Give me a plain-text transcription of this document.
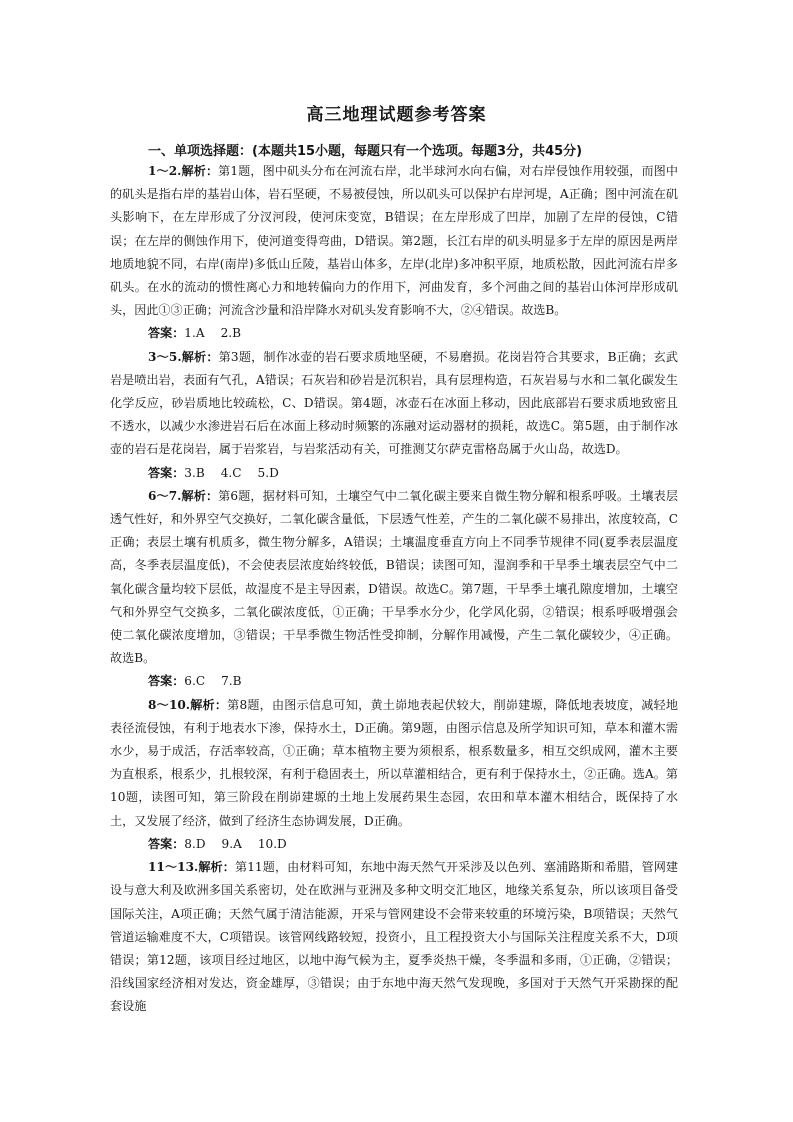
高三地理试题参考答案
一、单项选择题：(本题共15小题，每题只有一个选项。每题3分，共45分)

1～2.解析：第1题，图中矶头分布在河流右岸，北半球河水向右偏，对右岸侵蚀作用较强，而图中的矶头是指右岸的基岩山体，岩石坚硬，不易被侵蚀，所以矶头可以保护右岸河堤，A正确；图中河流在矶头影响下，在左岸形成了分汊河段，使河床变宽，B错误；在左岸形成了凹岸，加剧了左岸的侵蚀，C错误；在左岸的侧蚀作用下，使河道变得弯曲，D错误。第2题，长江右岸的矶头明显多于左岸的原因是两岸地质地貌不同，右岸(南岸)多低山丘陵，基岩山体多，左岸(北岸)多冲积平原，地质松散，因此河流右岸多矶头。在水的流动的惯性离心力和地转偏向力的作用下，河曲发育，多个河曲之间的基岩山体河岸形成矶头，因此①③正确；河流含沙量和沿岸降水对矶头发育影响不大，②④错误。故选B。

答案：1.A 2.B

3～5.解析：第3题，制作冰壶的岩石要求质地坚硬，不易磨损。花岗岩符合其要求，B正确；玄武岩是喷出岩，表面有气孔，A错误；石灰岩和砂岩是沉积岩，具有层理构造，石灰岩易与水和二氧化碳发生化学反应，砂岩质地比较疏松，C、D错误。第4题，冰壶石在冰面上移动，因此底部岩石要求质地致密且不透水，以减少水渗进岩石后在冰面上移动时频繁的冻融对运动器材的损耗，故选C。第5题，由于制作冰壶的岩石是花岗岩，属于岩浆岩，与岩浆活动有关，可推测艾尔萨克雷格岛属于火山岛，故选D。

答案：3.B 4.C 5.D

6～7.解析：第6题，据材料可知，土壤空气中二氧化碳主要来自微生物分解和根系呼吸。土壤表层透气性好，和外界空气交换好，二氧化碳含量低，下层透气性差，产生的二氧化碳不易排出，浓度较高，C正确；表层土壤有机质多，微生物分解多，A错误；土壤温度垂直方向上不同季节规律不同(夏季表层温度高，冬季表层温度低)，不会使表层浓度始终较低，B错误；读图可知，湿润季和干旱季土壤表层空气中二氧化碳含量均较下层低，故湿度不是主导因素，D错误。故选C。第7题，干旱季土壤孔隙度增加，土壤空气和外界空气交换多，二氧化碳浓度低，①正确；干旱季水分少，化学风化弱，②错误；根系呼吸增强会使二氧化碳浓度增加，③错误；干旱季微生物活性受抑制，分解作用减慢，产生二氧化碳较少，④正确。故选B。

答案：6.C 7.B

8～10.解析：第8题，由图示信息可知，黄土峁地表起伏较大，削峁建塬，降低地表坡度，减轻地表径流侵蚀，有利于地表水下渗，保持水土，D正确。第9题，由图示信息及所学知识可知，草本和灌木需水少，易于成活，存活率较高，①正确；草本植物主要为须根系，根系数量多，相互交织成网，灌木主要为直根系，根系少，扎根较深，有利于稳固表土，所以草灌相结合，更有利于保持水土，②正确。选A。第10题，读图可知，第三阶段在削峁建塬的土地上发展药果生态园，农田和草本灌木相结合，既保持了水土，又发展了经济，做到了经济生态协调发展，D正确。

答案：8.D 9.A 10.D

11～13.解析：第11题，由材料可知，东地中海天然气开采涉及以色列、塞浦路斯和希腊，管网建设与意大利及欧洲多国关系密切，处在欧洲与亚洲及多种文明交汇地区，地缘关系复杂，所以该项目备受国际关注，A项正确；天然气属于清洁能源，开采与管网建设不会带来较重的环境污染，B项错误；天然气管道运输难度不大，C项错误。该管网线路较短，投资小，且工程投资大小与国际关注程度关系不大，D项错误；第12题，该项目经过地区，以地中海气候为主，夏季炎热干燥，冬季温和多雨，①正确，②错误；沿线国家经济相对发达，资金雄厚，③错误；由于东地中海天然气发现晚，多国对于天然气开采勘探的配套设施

*DIRECTIONS FOR THIS TASK:*
Restate each line of the records exactly; pictures do not belong in the copy.

*FINAL RESULT:*
Give me a plain-text transcription of this document.
高三地理试题参考答案
一、单项选择题：(本题共15小题，每题只有一个选项。每题3分，共45分)

1～2.解析：第1题，图中矶头分布在河流右岸，北半球河水向右偏，对右岸侵蚀作用较强，而图中的矶头是指右岸的基岩山体，岩石坚硬，不易被侵蚀，所以矶头可以保护右岸河堤，A正确；图中河流在矶头影响下，在左岸形成了分汊河段，使河床变宽，B错误；在左岸形成了凹岸，加剧了左岸的侵蚀，C错误；在左岸的侧蚀作用下，使河道变得弯曲，D错误。第2题，长江右岸的矶头明显多于左岸的原因是两岸地质地貌不同，右岸(南岸)多低山丘陵，基岩山体多，左岸(北岸)多冲积平原，地质松散，因此河流右岸多矶头。在水的流动的惯性离心力和地转偏向力的作用下，河曲发育，多个河曲之间的基岩山体河岸形成矶头，因此①③正确；河流含沙量和沿岸降水对矶头发育影响不大，②④错误。故选B。

答案：1.A 2.B

3～5.解析：第3题，制作冰壶的岩石要求质地坚硬，不易磨损。花岗岩符合其要求，B正确；玄武岩是喷出岩，表面有气孔，A错误；石灰岩和砂岩是沉积岩，具有层理构造，石灰岩易与水和二氧化碳发生化学反应，砂岩质地比较疏松，C、D错误。第4题，冰壶石在冰面上移动，因此底部岩石要求质地致密且不透水，以减少水渗进岩石后在冰面上移动时频繁的冻融对运动器材的损耗，故选C。第5题，由于制作冰壶的岩石是花岗岩，属于岩浆岩，与岩浆活动有关，可推测艾尔萨克雷格岛属于火山岛，故选D。

答案：3.B 4.C 5.D

6～7.解析：第6题，据材料可知，土壤空气中二氧化碳主要来自微生物分解和根系呼吸。土壤表层透气性好，和外界空气交换好，二氧化碳含量低，下层透气性差，产生的二氧化碳不易排出，浓度较高，C正确；表层土壤有机质多，微生物分解多，A错误；土壤温度垂直方向上不同季节规律不同(夏季表层温度高，冬季表层温度低)，不会使表层浓度始终较低，B错误；读图可知，湿润季和干旱季土壤表层空气中二氧化碳含量均较下层低，故湿度不是主导因素，D错误。故选C。第7题，干旱季土壤孔隙度增加，土壤空气和外界空气交换多，二氧化碳浓度低，①正确；干旱季水分少，化学风化弱，②错误；根系呼吸增强会使二氧化碳浓度增加，③错误；干旱季微生物活性受抑制，分解作用减慢，产生二氧化碳较少，④正确。故选B。

答案：6.C 7.B

8～10.解析：第8题，由图示信息可知，黄土峁地表起伏较大，削峁建塬，降低地表坡度，减轻地表径流侵蚀，有利于地表水下渗，保持水土，D正确。第9题，由图示信息及所学知识可知，草本和灌木需水少，易于成活，存活率较高，①正确；草本植物主要为须根系，根系数量多，相互交织成网，灌木主要为直根系，根系少，扎根较深，有利于稳固表土，所以草灌相结合，更有利于保持水土，②正确。选A。第10题，读图可知，第三阶段在削峁建塬的土地上发展药果生态园，农田和草本灌木相结合，既保持了水土，又发展了经济，做到了经济生态协调发展，D正确。

答案：8.D 9.A 10.D

11～13.解析：第11题，由材料可知，东地中海天然气开采涉及以色列、塞浦路斯和希腊，管网建设与意大利及欧洲多国关系密切，处在欧洲与亚洲及多种文明交汇地区，地缘关系复杂，所以该项目备受国际关注，A项正确；天然气属于清洁能源，开采与管网建设不会带来较重的环境污染，B项错误；天然气管道运输难度不大，C项错误。该管网线路较短，投资小，且工程投资大小与国际关注程度关系不大，D项错误；第12题，该项目经过地区，以地中海气候为主，夏季炎热干燥，冬季温和多雨，①正确，②错误；沿线国家经济相对发达，资金雄厚，③错误；由于东地中海天然气发现晚，多国对于天然气开采勘探的配套设施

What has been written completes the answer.